◆ **EXERCISE REQUIREMENTS**: Look through the listing for the word "国际出口带宽数及增长率". Copy each line that has it.

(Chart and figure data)

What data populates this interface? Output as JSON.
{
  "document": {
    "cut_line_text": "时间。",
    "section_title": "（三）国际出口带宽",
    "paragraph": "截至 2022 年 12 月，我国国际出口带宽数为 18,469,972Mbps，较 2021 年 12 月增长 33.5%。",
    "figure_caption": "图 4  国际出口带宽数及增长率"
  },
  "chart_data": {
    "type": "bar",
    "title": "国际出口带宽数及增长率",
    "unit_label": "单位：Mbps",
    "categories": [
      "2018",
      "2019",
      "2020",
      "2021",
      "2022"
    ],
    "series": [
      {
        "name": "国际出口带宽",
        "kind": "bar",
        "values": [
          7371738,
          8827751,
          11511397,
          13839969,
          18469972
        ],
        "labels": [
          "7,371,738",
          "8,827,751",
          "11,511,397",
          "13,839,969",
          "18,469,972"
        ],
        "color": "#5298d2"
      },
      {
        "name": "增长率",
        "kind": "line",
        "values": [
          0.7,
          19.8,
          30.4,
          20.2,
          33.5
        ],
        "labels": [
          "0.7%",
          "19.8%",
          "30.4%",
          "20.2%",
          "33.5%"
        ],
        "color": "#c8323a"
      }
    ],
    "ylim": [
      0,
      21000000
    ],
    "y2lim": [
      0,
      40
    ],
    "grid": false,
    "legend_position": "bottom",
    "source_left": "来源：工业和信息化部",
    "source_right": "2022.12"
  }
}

◆ **EXPECTED ANSWER**:
    "figure_caption": "图 4  国际出口带宽数及增长率"
    "title": "国际出口带宽数及增长率",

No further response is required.